Listing:
'''
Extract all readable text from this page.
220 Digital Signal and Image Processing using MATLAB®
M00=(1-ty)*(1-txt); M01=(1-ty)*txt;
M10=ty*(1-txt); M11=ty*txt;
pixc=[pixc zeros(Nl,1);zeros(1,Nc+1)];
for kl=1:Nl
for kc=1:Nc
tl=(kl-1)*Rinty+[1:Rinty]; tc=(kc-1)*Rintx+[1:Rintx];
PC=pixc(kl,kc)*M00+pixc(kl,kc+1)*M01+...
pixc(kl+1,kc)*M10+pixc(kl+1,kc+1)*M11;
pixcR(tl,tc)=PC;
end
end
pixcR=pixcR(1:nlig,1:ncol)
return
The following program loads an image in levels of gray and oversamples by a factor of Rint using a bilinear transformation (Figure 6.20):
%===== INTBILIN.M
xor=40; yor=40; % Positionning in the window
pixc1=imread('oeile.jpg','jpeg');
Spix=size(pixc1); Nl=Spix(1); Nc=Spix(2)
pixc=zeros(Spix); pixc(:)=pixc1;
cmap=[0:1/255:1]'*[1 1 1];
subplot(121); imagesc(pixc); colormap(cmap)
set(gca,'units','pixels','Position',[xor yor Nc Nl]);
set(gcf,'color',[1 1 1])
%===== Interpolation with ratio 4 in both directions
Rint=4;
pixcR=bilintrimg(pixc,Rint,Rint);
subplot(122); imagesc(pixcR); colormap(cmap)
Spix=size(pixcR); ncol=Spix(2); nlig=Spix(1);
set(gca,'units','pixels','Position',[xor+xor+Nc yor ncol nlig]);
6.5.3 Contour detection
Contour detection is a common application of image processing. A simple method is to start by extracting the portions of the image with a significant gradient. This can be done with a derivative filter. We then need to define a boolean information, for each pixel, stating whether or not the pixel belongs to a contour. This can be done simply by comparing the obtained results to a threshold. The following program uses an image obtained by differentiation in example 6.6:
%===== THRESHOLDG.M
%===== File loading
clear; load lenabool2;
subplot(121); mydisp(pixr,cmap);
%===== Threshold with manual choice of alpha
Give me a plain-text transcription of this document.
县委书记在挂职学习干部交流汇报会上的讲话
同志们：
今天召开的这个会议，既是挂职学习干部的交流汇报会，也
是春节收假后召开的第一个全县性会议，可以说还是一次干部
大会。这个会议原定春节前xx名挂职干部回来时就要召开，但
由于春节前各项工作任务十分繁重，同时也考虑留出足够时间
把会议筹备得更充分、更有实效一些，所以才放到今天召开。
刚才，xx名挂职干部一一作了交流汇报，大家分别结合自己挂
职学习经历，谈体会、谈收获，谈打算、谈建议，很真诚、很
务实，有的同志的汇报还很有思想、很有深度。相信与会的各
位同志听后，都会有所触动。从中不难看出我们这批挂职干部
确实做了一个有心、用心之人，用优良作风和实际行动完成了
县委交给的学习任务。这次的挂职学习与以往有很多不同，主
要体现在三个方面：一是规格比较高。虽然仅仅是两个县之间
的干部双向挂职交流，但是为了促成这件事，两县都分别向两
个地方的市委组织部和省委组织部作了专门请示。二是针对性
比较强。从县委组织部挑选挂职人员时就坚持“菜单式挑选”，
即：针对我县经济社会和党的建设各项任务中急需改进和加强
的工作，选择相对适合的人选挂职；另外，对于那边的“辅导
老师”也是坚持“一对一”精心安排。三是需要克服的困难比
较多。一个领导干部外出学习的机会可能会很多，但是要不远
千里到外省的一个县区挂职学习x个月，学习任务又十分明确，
'''
What this task involves:
Quote verbatim the line containing "Give me a plain-text" and every line after it through the end of the records above.

Result of the task:
Give me a plain-text transcription of this document.
县委书记在挂职学习干部交流汇报会上的讲话
同志们：
今天召开的这个会议，既是挂职学习干部的交流汇报会，也
是春节收假后召开的第一个全县性会议，可以说还是一次干部
大会。这个会议原定春节前xx名挂职干部回来时就要召开，但
由于春节前各项工作任务十分繁重，同时也考虑留出足够时间
把会议筹备得更充分、更有实效一些，所以才放到今天召开。
刚才，xx名挂职干部一一作了交流汇报，大家分别结合自己挂
职学习经历，谈体会、谈收获，谈打算、谈建议，很真诚、很
务实，有的同志的汇报还很有思想、很有深度。相信与会的各
位同志听后，都会有所触动。从中不难看出我们这批挂职干部
确实做了一个有心、用心之人，用优良作风和实际行动完成了
县委交给的学习任务。这次的挂职学习与以往有很多不同，主
要体现在三个方面：一是规格比较高。虽然仅仅是两个县之间
的干部双向挂职交流，但是为了促成这件事，两县都分别向两
个地方的市委组织部和省委组织部作了专门请示。二是针对性
比较强。从县委组织部挑选挂职人员时就坚持“菜单式挑选”，
即：针对我县经济社会和党的建设各项任务中急需改进和加强
的工作，选择相对适合的人选挂职；另外，对于那边的“辅导
老师”也是坚持“一对一”精心安排。三是需要克服的困难比
较多。一个领导干部外出学习的机会可能会很多，但是要不远
千里到外省的一个县区挂职学习x个月，学习任务又十分明确，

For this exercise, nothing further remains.